Stated exercise: Copy out each line in the material below that has the word "JSON".

Figure collection entries:
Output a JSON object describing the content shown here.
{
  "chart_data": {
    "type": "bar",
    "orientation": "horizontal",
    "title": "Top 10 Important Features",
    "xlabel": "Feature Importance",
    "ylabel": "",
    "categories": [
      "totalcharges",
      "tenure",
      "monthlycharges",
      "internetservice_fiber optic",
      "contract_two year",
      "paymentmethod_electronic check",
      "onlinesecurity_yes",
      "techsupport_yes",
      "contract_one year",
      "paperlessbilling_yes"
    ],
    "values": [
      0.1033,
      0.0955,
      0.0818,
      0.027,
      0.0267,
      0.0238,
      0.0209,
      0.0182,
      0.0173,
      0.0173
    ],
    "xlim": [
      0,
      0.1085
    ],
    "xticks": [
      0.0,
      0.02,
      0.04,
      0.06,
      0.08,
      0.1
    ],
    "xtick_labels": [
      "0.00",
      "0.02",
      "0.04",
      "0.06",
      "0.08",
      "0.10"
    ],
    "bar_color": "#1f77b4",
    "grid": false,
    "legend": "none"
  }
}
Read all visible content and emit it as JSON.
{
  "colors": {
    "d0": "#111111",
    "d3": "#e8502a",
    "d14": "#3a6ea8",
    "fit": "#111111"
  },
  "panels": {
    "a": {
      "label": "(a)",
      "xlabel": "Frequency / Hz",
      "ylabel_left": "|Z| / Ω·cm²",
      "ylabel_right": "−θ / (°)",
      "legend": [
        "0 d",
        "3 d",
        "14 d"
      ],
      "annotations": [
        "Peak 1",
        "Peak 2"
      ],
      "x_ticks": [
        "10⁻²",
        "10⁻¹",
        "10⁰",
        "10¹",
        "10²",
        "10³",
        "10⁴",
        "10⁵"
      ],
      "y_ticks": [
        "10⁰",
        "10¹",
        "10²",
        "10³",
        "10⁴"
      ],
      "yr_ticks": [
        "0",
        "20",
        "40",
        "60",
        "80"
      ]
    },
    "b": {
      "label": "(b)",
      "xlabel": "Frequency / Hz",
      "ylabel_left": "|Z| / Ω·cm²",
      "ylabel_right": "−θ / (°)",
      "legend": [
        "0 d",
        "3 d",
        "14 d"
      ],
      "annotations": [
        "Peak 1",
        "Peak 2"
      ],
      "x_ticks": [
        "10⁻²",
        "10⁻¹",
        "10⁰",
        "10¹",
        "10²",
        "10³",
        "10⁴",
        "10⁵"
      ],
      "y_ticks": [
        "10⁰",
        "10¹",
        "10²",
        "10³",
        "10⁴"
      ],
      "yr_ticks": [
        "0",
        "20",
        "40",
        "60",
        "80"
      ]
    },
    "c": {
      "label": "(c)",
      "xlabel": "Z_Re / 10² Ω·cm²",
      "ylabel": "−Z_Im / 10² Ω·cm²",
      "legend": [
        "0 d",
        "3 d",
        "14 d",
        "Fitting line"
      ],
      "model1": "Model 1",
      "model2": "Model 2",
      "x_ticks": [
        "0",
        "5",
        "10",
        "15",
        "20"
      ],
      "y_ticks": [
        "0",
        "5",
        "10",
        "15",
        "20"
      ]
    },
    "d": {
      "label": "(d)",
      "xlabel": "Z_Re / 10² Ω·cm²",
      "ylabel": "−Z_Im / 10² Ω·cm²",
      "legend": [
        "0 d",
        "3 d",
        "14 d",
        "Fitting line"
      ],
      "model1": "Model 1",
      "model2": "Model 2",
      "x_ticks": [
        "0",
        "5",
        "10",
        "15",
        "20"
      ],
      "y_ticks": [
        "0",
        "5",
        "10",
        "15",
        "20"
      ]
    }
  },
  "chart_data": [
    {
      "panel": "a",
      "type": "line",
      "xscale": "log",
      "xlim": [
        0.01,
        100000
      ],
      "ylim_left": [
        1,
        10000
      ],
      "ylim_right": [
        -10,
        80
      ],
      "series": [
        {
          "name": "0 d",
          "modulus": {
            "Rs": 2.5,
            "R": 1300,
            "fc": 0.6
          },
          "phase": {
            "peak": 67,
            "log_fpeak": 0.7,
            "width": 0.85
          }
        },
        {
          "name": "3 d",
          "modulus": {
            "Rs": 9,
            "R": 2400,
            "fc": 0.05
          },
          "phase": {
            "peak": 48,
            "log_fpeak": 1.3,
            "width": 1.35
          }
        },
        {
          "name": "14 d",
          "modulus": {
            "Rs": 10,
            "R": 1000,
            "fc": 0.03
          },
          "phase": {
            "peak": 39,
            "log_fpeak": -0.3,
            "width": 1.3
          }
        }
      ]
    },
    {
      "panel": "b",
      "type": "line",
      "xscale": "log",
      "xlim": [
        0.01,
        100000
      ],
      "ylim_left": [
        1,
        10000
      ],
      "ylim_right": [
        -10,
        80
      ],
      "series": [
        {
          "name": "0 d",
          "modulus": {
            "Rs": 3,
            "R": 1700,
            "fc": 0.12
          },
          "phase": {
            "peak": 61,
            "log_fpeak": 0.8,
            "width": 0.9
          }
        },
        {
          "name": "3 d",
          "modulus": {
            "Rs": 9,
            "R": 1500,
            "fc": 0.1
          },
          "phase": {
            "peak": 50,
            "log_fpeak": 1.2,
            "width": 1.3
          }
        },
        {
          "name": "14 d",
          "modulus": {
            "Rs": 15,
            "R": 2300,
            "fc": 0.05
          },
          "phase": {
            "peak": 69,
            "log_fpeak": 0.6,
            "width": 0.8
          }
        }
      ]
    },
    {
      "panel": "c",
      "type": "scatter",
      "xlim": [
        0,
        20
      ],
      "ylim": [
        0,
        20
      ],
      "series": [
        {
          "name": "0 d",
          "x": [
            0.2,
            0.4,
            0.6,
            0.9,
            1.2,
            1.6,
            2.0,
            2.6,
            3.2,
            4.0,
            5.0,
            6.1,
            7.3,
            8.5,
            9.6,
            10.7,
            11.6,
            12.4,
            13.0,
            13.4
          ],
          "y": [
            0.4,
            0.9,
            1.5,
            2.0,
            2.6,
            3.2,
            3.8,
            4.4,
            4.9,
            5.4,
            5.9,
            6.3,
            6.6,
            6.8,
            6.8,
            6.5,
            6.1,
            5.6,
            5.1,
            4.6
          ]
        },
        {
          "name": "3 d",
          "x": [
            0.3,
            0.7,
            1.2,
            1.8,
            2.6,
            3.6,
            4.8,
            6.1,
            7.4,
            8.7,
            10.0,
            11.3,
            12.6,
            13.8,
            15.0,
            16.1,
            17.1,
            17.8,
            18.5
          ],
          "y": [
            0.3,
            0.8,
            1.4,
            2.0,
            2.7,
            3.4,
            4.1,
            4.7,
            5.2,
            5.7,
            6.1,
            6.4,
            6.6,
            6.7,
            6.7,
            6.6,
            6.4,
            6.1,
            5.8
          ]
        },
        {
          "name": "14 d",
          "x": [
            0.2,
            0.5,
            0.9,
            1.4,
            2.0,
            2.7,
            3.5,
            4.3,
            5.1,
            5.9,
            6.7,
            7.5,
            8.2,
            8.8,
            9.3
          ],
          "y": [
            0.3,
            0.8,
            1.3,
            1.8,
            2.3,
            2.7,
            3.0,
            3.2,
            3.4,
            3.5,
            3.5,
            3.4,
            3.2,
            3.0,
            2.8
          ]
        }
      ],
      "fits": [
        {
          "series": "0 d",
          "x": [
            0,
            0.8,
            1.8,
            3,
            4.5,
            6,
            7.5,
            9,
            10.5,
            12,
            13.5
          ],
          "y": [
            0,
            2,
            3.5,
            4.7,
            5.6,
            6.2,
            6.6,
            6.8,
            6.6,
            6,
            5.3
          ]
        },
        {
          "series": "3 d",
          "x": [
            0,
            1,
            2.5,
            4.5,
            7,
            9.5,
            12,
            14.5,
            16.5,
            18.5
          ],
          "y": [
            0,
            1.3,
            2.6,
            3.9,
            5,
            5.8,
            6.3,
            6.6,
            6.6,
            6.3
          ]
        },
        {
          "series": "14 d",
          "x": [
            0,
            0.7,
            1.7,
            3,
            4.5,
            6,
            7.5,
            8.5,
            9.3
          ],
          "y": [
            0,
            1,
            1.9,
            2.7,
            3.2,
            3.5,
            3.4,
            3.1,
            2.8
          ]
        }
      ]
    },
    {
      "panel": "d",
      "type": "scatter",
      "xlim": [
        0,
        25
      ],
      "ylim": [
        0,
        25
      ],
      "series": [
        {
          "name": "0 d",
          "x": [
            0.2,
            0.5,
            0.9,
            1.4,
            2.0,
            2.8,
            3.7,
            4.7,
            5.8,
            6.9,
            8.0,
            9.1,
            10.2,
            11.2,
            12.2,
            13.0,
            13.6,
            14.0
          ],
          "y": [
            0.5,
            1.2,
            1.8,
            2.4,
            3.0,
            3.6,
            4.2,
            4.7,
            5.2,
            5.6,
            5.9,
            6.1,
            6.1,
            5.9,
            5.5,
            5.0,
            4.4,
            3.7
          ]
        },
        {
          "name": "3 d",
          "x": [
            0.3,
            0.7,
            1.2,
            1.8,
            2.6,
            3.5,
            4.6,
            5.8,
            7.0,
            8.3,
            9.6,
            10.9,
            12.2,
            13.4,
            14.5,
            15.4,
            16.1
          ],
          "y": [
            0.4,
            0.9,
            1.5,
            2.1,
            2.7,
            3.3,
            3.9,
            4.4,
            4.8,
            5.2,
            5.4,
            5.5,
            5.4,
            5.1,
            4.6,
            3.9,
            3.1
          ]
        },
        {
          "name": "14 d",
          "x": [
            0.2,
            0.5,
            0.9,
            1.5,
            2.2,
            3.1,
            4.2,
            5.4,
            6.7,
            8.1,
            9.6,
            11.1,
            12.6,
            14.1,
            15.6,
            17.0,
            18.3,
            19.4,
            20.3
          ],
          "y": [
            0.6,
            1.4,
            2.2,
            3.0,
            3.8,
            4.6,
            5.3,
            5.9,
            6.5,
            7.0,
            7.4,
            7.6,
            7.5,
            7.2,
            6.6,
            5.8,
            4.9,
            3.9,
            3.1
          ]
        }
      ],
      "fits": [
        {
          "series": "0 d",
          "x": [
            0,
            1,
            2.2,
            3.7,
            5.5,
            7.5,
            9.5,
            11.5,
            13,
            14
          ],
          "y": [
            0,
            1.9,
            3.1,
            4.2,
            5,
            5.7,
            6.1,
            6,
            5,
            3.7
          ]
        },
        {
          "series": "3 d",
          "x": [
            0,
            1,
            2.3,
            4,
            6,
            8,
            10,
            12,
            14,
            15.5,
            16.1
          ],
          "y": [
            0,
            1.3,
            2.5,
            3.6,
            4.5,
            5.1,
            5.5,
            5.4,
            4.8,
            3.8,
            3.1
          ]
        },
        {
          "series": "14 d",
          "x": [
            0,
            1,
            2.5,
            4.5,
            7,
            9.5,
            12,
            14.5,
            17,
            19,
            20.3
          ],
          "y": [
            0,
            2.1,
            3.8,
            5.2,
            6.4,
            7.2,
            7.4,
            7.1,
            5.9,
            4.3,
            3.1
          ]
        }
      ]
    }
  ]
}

Exercise answer:
Output a JSON object describing the content shown here.
Read all visible content and emit it as JSON.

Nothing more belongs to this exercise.